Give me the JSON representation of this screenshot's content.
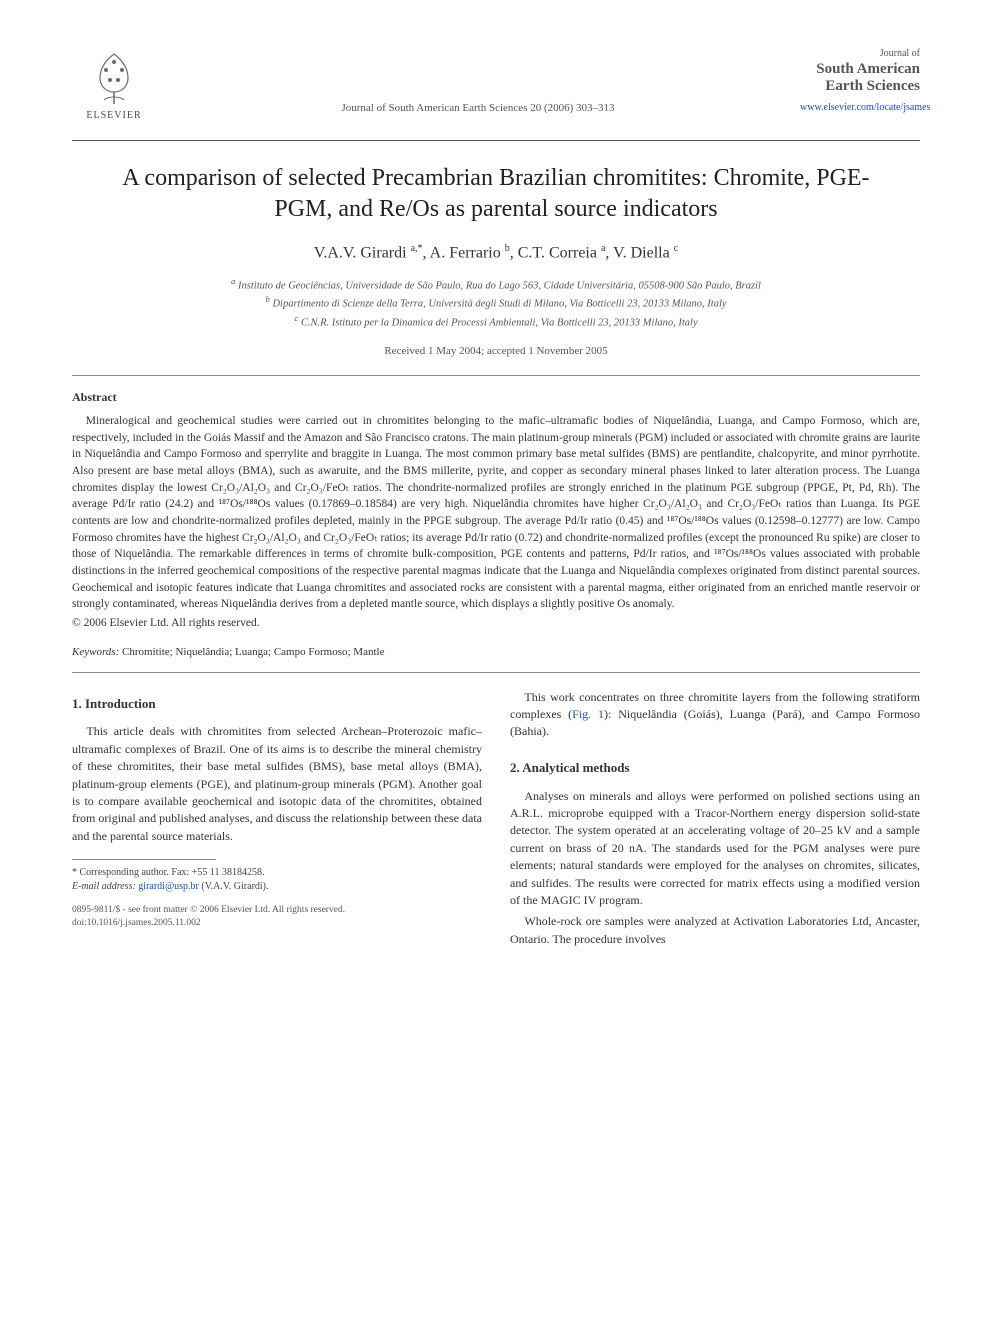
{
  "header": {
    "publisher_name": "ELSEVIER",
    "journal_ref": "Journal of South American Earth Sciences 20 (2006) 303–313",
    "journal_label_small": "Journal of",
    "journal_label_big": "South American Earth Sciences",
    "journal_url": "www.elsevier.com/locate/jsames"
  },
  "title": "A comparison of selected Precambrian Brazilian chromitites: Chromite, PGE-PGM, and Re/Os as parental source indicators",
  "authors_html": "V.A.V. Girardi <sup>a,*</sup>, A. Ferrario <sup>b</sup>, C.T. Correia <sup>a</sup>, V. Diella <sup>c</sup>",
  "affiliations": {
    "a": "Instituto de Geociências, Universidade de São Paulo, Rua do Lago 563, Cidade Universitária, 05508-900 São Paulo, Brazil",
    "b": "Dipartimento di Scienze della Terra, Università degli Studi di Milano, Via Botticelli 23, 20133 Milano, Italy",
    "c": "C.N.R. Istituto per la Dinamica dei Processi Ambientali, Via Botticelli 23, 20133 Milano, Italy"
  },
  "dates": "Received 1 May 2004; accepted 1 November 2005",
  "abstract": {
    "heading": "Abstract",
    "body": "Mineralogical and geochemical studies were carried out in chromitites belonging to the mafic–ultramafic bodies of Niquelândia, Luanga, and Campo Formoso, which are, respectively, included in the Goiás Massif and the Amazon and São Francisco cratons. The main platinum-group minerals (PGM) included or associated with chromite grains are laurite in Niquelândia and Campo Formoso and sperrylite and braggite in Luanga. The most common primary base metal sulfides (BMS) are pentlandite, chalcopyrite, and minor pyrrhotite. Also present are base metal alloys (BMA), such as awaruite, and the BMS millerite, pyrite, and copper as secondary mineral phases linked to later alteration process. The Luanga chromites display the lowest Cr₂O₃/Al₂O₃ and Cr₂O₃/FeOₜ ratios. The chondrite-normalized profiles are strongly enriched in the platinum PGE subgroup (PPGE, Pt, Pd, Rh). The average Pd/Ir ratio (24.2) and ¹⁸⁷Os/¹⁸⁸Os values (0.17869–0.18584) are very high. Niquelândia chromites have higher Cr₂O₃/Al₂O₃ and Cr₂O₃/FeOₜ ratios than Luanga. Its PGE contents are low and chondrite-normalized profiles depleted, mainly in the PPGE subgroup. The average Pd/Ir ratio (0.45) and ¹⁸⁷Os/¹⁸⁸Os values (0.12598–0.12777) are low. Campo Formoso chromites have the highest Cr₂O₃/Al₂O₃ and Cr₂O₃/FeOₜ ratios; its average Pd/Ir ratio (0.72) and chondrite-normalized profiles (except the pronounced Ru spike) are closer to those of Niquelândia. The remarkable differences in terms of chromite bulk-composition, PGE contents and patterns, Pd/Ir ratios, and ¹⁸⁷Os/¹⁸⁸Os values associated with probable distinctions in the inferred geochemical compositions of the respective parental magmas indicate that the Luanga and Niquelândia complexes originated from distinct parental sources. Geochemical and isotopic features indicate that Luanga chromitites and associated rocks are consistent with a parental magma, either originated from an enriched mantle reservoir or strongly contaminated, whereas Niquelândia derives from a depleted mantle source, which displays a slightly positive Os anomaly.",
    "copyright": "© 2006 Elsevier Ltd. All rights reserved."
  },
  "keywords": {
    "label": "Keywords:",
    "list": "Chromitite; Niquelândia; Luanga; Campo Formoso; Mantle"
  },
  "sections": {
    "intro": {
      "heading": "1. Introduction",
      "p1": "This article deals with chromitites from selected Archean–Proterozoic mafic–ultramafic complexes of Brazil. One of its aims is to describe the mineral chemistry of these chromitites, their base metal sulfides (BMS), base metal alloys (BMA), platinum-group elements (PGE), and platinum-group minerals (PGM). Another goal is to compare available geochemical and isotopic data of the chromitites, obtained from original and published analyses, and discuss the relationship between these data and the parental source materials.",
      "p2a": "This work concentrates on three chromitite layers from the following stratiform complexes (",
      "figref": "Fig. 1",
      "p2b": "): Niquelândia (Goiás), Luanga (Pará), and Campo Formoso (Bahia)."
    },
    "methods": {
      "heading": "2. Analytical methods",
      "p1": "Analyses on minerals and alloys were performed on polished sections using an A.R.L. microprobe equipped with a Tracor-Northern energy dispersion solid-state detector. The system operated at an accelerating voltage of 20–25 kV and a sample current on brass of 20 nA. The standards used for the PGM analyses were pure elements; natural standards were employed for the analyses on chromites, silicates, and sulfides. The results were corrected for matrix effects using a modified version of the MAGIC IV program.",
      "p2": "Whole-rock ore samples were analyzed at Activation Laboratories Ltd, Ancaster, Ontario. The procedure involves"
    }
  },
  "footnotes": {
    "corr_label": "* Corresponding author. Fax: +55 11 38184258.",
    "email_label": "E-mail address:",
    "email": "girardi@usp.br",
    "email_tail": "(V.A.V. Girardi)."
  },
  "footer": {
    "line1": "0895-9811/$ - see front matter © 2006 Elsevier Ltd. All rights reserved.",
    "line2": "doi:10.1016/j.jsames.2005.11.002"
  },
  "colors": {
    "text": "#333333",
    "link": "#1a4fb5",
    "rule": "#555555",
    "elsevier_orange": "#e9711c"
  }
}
◆ ◆ ◆ ◆ ◆
Copy the records above exactly. The pictures are not part of the copy.

*Task output*:
Give me the JSON representation of this screenshot's content.
{
  "header": {
    "publisher_name": "ELSEVIER",
    "journal_ref": "Journal of South American Earth Sciences 20 (2006) 303–313",
    "journal_label_small": "Journal of",
    "journal_label_big": "South American Earth Sciences",
    "journal_url": "www.elsevier.com/locate/jsames"
  },
  "title": "A comparison of selected Precambrian Brazilian chromitites: Chromite, PGE-PGM, and Re/Os as parental source indicators",
  "authors_html": "V.A.V. Girardi <sup>a,*</sup>, A. Ferrario <sup>b</sup>, C.T. Correia <sup>a</sup>, V. Diella <sup>c</sup>",
  "affiliations": {
    "a": "Instituto de Geociências, Universidade de São Paulo, Rua do Lago 563, Cidade Universitária, 05508-900 São Paulo, Brazil",
    "b": "Dipartimento di Scienze della Terra, Università degli Studi di Milano, Via Botticelli 23, 20133 Milano, Italy",
    "c": "C.N.R. Istituto per la Dinamica dei Processi Ambientali, Via Botticelli 23, 20133 Milano, Italy"
  },
  "dates": "Received 1 May 2004; accepted 1 November 2005",
  "abstract": {
    "heading": "Abstract",
    "body": "Mineralogical and geochemical studies were carried out in chromitites belonging to the mafic–ultramafic bodies of Niquelândia, Luanga, and Campo Formoso, which are, respectively, included in the Goiás Massif and the Amazon and São Francisco cratons. The main platinum-group minerals (PGM) included or associated with chromite grains are laurite in Niquelândia and Campo Formoso and sperrylite and braggite in Luanga. The most common primary base metal sulfides (BMS) are pentlandite, chalcopyrite, and minor pyrrhotite. Also present are base metal alloys (BMA), such as awaruite, and the BMS millerite, pyrite, and copper as secondary mineral phases linked to later alteration process. The Luanga chromites display the lowest Cr₂O₃/Al₂O₃ and Cr₂O₃/FeOₜ ratios. The chondrite-normalized profiles are strongly enriched in the platinum PGE subgroup (PPGE, Pt, Pd, Rh). The average Pd/Ir ratio (24.2) and ¹⁸⁷Os/¹⁸⁸Os values (0.17869–0.18584) are very high. Niquelândia chromites have higher Cr₂O₃/Al₂O₃ and Cr₂O₃/FeOₜ ratios than Luanga. Its PGE contents are low and chondrite-normalized profiles depleted, mainly in the PPGE subgroup. The average Pd/Ir ratio (0.45) and ¹⁸⁷Os/¹⁸⁸Os values (0.12598–0.12777) are low. Campo Formoso chromites have the highest Cr₂O₃/Al₂O₃ and Cr₂O₃/FeOₜ ratios; its average Pd/Ir ratio (0.72) and chondrite-normalized profiles (except the pronounced Ru spike) are closer to those of Niquelândia. The remarkable differences in terms of chromite bulk-composition, PGE contents and patterns, Pd/Ir ratios, and ¹⁸⁷Os/¹⁸⁸Os values associated with probable distinctions in the inferred geochemical compositions of the respective parental magmas indicate that the Luanga and Niquelândia complexes originated from distinct parental sources. Geochemical and isotopic features indicate that Luanga chromitites and associated rocks are consistent with a parental magma, either originated from an enriched mantle reservoir or strongly contaminated, whereas Niquelândia derives from a depleted mantle source, which displays a slightly positive Os anomaly.",
    "copyright": "© 2006 Elsevier Ltd. All rights reserved."
  },
  "keywords": {
    "label": "Keywords:",
    "list": "Chromitite; Niquelândia; Luanga; Campo Formoso; Mantle"
  },
  "sections": {
    "intro": {
      "heading": "1. Introduction",
      "p1": "This article deals with chromitites from selected Archean–Proterozoic mafic–ultramafic complexes of Brazil. One of its aims is to describe the mineral chemistry of these chromitites, their base metal sulfides (BMS), base metal alloys (BMA), platinum-group elements (PGE), and platinum-group minerals (PGM). Another goal is to compare available geochemical and isotopic data of the chromitites, obtained from original and published analyses, and discuss the relationship between these data and the parental source materials.",
      "p2a": "This work concentrates on three chromitite layers from the following stratiform complexes (",
      "figref": "Fig. 1",
      "p2b": "): Niquelândia (Goiás), Luanga (Pará), and Campo Formoso (Bahia)."
    },
    "methods": {
      "heading": "2. Analytical methods",
      "p1": "Analyses on minerals and alloys were performed on polished sections using an A.R.L. microprobe equipped with a Tracor-Northern energy dispersion solid-state detector. The system operated at an accelerating voltage of 20–25 kV and a sample current on brass of 20 nA. The standards used for the PGM analyses were pure elements; natural standards were employed for the analyses on chromites, silicates, and sulfides. The results were corrected for matrix effects using a modified version of the MAGIC IV program.",
      "p2": "Whole-rock ore samples were analyzed at Activation Laboratories Ltd, Ancaster, Ontario. The procedure involves"
    }
  },
  "footnotes": {
    "corr_label": "* Corresponding author. Fax: +55 11 38184258.",
    "email_label": "E-mail address:",
    "email": "girardi@usp.br",
    "email_tail": "(V.A.V. Girardi)."
  },
  "footer": {
    "line1": "0895-9811/$ - see front matter © 2006 Elsevier Ltd. All rights reserved.",
    "line2": "doi:10.1016/j.jsames.2005.11.002"
  },
  "colors": {
    "text": "#333333",
    "link": "#1a4fb5",
    "rule": "#555555",
    "elsevier_orange": "#e9711c"
  }
}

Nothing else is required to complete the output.